Work to do: Scan the lines below; pull out those with "обеспечение".

[Collected data]
>>

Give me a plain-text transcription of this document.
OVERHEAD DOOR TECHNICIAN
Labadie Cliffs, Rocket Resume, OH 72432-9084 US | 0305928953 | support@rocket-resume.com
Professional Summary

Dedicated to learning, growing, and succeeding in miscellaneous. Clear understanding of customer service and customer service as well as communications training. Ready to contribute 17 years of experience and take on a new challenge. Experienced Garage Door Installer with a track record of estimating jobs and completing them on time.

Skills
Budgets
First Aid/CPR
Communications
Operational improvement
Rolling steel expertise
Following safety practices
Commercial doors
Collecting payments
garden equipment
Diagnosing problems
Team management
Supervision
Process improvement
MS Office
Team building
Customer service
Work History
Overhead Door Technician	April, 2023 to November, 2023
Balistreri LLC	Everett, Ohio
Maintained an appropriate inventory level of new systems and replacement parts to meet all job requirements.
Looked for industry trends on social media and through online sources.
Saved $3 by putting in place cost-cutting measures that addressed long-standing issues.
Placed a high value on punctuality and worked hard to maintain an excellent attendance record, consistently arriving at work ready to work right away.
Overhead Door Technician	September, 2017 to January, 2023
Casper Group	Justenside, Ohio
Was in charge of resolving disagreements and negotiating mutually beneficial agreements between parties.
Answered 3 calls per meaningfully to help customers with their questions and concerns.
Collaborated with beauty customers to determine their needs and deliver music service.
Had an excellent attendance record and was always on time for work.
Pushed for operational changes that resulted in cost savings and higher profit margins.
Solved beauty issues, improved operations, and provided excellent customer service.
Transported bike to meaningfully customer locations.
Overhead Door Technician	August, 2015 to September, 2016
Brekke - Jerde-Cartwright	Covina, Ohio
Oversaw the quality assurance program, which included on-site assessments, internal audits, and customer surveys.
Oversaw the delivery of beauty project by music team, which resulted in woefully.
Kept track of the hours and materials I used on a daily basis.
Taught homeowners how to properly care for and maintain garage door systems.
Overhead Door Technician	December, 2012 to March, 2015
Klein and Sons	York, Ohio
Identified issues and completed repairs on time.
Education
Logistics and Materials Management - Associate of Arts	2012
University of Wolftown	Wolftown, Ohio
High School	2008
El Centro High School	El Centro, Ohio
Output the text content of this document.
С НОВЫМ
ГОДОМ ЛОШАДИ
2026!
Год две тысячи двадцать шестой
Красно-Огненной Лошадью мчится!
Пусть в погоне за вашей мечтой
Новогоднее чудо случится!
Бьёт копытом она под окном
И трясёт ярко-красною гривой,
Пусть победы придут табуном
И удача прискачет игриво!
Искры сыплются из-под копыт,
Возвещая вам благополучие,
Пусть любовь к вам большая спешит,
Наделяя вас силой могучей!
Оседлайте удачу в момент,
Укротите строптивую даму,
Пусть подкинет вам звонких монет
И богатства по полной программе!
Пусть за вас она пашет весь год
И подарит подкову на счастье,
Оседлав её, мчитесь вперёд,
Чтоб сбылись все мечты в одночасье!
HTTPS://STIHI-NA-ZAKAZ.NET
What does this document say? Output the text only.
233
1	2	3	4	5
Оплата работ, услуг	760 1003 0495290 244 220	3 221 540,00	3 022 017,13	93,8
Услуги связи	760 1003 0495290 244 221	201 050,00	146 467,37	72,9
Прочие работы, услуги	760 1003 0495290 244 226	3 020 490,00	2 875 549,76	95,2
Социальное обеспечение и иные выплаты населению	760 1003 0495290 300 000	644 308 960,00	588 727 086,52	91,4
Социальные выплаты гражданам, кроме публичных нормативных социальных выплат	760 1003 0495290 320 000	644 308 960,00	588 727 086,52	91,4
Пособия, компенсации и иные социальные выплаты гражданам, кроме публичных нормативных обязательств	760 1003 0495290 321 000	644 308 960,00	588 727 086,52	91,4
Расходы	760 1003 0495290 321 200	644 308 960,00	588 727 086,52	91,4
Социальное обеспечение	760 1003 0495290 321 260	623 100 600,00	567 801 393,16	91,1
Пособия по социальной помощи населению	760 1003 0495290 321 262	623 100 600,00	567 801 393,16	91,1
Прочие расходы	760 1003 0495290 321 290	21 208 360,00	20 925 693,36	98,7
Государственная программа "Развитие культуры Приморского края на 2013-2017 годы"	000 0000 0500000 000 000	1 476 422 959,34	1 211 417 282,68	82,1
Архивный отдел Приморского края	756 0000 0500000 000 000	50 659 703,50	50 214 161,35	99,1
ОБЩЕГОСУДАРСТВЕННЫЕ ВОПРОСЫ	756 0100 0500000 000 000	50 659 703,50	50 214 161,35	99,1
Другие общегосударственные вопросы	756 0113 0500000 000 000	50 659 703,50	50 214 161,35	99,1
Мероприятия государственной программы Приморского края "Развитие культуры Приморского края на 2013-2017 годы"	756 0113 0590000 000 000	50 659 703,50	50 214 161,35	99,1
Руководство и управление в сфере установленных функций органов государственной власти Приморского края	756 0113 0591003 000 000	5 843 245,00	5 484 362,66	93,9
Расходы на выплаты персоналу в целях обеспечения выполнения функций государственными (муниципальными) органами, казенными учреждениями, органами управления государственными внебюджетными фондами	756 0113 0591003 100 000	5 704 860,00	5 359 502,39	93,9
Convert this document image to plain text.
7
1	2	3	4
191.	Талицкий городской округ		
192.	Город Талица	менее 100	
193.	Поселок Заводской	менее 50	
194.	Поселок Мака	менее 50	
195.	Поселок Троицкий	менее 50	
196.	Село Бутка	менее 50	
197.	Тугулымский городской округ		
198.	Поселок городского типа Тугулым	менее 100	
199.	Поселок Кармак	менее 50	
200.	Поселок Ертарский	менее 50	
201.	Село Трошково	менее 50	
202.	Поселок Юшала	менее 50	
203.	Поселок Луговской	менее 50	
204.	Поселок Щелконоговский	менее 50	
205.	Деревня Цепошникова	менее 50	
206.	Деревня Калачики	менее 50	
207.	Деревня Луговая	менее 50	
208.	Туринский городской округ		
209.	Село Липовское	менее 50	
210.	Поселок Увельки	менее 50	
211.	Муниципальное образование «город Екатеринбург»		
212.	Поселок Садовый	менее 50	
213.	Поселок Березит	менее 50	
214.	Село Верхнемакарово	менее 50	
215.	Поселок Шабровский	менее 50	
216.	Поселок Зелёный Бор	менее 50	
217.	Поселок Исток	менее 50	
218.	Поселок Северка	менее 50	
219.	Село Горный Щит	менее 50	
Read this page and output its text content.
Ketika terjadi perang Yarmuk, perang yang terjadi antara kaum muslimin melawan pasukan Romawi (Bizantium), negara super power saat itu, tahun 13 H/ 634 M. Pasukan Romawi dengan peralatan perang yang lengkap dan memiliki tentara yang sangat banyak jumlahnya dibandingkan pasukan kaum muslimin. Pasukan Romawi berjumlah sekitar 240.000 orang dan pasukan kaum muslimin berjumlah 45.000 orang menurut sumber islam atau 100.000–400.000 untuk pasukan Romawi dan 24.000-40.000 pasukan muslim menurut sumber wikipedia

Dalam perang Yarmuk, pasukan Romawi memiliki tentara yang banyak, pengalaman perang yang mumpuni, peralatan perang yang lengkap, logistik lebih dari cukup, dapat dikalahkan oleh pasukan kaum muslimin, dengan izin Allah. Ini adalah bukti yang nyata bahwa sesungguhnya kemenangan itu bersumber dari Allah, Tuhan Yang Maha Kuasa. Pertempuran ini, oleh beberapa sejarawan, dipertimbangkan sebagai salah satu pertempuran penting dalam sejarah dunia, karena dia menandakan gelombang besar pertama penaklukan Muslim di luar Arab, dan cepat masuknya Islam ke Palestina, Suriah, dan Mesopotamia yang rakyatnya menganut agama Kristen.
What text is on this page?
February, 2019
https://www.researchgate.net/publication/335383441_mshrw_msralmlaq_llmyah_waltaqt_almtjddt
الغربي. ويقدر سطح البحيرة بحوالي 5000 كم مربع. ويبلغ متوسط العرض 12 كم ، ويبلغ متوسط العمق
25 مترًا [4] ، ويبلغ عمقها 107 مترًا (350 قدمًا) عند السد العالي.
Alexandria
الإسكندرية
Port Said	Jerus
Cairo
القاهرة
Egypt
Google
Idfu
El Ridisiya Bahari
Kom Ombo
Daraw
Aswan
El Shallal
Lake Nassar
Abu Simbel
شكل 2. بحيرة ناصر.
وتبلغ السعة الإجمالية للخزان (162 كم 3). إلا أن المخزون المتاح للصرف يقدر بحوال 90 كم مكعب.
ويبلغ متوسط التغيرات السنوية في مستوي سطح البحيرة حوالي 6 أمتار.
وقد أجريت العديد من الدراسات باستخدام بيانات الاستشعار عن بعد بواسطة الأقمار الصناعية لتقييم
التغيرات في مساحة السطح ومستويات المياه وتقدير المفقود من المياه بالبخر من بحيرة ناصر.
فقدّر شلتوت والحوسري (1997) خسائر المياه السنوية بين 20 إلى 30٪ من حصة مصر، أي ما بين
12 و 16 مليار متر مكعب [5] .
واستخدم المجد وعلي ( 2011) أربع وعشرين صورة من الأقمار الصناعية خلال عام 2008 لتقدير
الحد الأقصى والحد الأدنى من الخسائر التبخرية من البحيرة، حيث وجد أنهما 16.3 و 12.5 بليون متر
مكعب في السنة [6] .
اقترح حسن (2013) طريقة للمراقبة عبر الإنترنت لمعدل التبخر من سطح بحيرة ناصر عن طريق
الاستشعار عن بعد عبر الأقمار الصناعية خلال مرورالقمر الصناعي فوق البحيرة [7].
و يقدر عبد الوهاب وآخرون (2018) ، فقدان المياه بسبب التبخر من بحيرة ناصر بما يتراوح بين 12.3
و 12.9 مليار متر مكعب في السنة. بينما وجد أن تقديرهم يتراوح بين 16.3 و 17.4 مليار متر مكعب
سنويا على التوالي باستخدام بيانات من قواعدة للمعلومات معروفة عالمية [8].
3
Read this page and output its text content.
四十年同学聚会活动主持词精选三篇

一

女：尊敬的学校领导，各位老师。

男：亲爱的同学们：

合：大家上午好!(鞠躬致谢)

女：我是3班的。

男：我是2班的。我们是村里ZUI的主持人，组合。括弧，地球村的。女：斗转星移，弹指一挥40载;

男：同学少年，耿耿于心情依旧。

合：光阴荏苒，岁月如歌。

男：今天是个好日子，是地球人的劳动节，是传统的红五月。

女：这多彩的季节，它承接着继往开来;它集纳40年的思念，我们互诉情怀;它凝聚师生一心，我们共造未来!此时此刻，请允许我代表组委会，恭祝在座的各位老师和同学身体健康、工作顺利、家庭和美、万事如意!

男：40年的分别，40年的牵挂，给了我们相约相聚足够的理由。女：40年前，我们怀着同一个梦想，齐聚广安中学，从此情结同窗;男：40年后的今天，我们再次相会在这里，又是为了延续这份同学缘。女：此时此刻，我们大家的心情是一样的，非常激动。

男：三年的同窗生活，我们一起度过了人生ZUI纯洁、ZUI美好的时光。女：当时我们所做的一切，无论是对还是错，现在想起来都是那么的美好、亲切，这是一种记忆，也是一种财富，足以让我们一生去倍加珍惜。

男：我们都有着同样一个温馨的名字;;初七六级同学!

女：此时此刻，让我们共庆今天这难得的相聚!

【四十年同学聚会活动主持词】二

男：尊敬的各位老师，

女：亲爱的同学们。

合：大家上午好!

<<

Result for this exercise:
Социальное обеспечение и иные выплаты населению	760 1003 0495290 300 000	644 308 960,00	588 727 086,52	91,4
Социальное обеспечение	760 1003 0495290 321 260	623 100 600,00	567 801 393,16	91,1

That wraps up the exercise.